§ **Document**:
Really cool to see all the hard work on Trusted Publishing and Sigstore pay off here. As a reminder, these tools were never meant to prevent attacks like this, only to make them easier to detect, harder to hide, and easier to recover from.
As a user of PyPI, what’s a best practice to protect against compromised libraries?
I fear that freezing the version number is inadequate because attackers (who don’t forget, control the dependency) could change the git tag and redeploy a commonly used version with different code.
Is it really viable to use hashes to lock the requirements.txt?
Release files on PyPI are immutable: an attacker can’t overwrite a pre-existing file for a version. So if you pin to an exact version, you are (in principle) protected from downloading a new malicious one.
The main caveat to the above is that files are immutable on PyPI, but releases are not. So an attacker can’t overwrite an existing file (or delete and replace one), but they can always add a more specific distribution to a release if one doesn’t already exist. In practice, this means that a release that doesn’t have an arm64 wheel (for example) could have one uploaded to it.
TL;DR: pinning to a version is suitable for most settings; pinning to the exact set of hashes for that version’s file will prevent new files from being added to that version without you knowing.
That seems like short-sighted advice. My company probably isn't paying me to write crypto, web frameworks, database drivers, etc. If it's not where I'm adding business value, I would generally try to use a third-party solution, assuming there's no stdlib equivalent. That likely means my code is an overwhelming minority of what gets executed.
If C dominates your codebase or you're squeezing out every inch of performance, then sure, you may well have written everything libc is missing. In Python, or another language that had a thriving ecosystem of third-party packages, it seems wasteful to write it all in-house.
They aren't paying you to integrate a bunch of third-party dependencies either, especially not when you could be using the time to generate actual business value.
The specific examples you listed are usually fine for generic SAAS companies (I'd usually object to a "full" web framework), but advice of the flavor "most code should be your own" is advocating for a transitive dependency list you can actually understand.
Anecdotally, by far the worst bugs I've ever had to triage were all in 3rd-party frameworks or in the mess created by adapting the code the business cares about into the shape a library demands (impedence mismatches). They're also the nastiest to fix since you don't own the code and are faced with a slow update schedule, forking, writing it yourself _anyway_ (and now probably in the impedence-mismatched API you used to talk to the last version instead of what your application actually wants), or adding an extra layer of hacks to insulate yourself from the problem.
That, combined with just how easy it is to write most software a business needs, pushes me to avoid most dependencies. It's really freeing to own enough of the code that when somebody asks for a new feature you can immediately put the right code in the right spot and generate business value instead of fighting with this or that framework.
"They aren't paying you to integrate a bunch of third-party dependencies either, especially not when you could be using the time to generate actual business value."
They might, but in my experience, it's bottom of the barrel clients playing out of their league. Example, a single store that is using shopify and wants to migrate to their own website because the fees are too high, might pay 500-1000$ for you to build something with wordpress and woocommerce, or worse, a mysql react website.

§ **Short task 1**:
In the forum thread on PyPI and third-party dependencies, what can an attacker still add to an existing release even though its files cannot be overwritten?
§ **Short task 2**:
Write the next part of the forum thread on PyPI and third-party dependencies, picking up after its final sentence.

§ **Data section**:
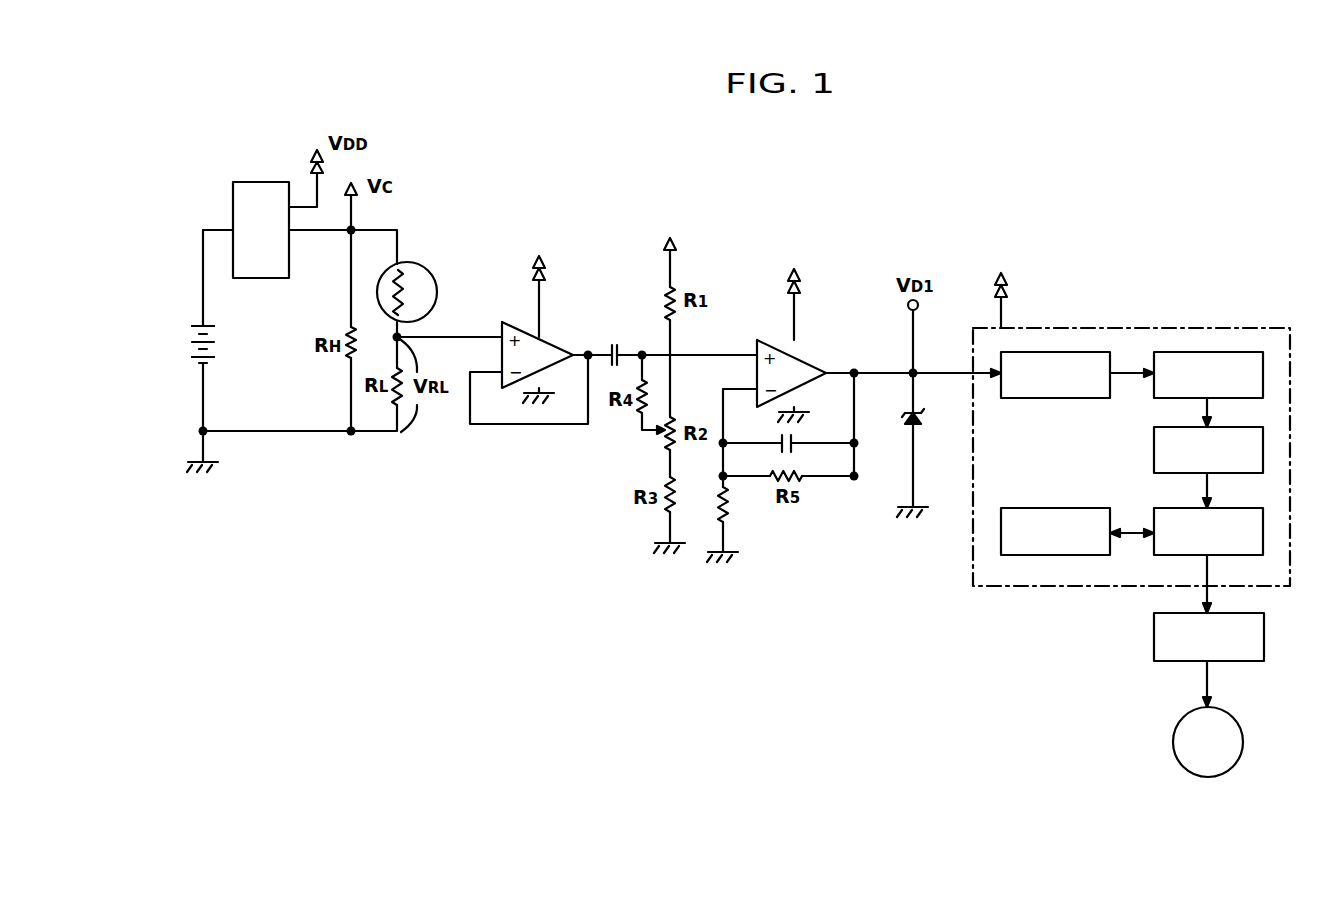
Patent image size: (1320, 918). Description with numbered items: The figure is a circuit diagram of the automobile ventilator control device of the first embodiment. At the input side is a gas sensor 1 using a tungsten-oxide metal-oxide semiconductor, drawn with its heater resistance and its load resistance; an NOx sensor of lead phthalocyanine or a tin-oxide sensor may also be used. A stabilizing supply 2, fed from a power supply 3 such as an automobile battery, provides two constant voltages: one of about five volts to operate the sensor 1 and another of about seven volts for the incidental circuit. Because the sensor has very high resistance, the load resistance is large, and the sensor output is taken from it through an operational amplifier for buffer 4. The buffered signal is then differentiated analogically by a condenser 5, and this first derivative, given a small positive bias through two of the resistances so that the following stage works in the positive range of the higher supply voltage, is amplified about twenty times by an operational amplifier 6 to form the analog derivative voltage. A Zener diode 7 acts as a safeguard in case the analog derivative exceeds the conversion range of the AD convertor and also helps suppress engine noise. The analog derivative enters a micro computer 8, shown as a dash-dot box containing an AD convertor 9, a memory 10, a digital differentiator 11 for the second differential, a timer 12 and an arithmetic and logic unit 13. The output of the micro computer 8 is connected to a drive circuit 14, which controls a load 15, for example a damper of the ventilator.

§ **Task result 1**:
A more specific distribution that the release doesn't already have, such as an arm64 wheel.

§ **Task result 2**:
You win most of the time, until you get log4jed or left-padded. Then my company survives you.
Also I might win even without vulns. I don't write frameworks, I just write the service or website directly. And less abstractions and 3rd party code can mean more quality.
It surprises me how much companies rely on that kind of projects without 1) making a proper assessment and 2) cloning the project to ensure it isn't tampered in the future.
Not only do they not clone projects or freeze their dependencies, but they are pressured to constantly update to the latest version to avoid vulnerabilities ( while introducing risk of new ones)
Download the libraries' real source repos, apply static analysis tools, audit the source code manually, then build wheels from source instead of using prebuilt stuff from PyPI. Repeat for every update of every library. Publish your audits using crev, so others can benefit from them. Push the Python community to think about Reproducible Builds and Bootstrappable Builds.
This is where tools like poetry, uv with lock files shine. The lock files contains all transient dependencies (like pip freeze) but they do it automatically.
Personally I'd move as much logic out of the YAML as possible into either pure shell scripts or scripts in other languages. Then use shellcheck other appropriate linters for those scripts.
Maybe one day someone will write a proper linter for the shell-wrapped-in-yaml insanity that are these CI systems, but it seems unlikely.
Attacker sent a PR to the ultralytics repository that triggered Github CI. This results in
1) attacker trigger new version publication on the CI itself
2) attacker was able to obtain secrets token for publish to PyPi
Sadly, popular open source projects are vulnerable to this vector. A popular package that is adopted by a large vendor (Redhat/Microsoft) may see a PR from months or a year ago materialize in their product update pipeline. That is too easy to weaponize so that it doesn't manifest until needed or in a different environment.
We scan PyPI packages regularly for malware to provide a private registry of vetted packages.
The tech is open-sourced: Packj [1]. It uses static+dynamic code/behavioral analysis to scan for indicators of compromise (e.g., spawning of shell, use of SSH keys, network communication, use of decode+eval, etc). It also checks for several metadata attributes to detect impersonating packages (typo squatting).
If the tech is open-sourced, then an attacker can keep trying in private until they find an exploit, and then use it.
Also, you only know if your security measures work if you test them. I'd feel much safer if there was regular pen-testing by security researchers. We're talking about potential threats from nation state actors here.
I'm just pointing out a huge downside of the approach and that more measures such as pen testing are really needed. I don't want to be right, I want a secure PyPI <3
I appreciate PyPI's transparency and the proactive measures to mitigate future risks. Are there plans to further educate developers on secure workflow practices to prevent similar incidents? This seems like a vital area for community collaboration and awareness.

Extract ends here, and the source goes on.